# [SET TASK]
Search the material below for the string "answer" and list each line that holds it.

# [DATA PROVIDED]

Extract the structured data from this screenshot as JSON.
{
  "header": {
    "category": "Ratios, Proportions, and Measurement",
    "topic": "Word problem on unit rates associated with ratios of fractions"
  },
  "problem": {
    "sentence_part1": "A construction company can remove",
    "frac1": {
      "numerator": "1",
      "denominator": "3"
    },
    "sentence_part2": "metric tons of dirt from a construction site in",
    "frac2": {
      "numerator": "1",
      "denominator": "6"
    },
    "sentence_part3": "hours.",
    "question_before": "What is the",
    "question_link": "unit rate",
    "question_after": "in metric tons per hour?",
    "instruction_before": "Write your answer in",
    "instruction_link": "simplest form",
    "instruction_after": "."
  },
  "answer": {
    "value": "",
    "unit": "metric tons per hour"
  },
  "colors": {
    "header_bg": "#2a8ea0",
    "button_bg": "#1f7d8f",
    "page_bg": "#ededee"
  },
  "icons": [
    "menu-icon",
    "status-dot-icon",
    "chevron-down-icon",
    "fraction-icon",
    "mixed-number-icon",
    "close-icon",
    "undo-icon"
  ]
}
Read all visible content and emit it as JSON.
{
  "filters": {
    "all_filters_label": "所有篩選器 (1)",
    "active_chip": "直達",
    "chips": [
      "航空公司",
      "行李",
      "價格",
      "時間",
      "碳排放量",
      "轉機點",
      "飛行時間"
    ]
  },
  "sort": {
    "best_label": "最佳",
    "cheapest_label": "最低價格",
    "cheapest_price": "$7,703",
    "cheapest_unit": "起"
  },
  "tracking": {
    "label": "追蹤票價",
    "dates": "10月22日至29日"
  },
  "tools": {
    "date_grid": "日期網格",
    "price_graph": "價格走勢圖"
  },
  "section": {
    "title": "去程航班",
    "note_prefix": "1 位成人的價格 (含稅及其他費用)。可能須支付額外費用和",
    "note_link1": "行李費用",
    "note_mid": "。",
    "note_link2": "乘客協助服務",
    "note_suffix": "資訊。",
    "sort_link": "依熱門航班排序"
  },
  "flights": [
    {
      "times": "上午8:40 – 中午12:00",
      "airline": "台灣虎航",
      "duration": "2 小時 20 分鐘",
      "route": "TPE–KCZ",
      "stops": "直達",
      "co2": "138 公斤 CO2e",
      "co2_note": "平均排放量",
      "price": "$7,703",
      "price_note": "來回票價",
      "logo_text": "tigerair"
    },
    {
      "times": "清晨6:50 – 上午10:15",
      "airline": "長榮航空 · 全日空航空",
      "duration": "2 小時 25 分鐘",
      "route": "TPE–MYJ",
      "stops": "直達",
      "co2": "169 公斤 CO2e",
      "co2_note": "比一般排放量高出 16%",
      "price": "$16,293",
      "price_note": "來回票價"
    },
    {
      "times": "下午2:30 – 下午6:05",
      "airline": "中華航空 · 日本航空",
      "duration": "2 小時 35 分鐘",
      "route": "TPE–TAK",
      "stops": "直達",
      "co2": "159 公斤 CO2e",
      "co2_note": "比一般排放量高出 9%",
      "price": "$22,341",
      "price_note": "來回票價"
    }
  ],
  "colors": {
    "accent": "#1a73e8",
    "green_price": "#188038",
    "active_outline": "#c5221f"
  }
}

# [PROBLEM SOLUTION]
    "instruction_before": "Write your answer in",
  "answer": {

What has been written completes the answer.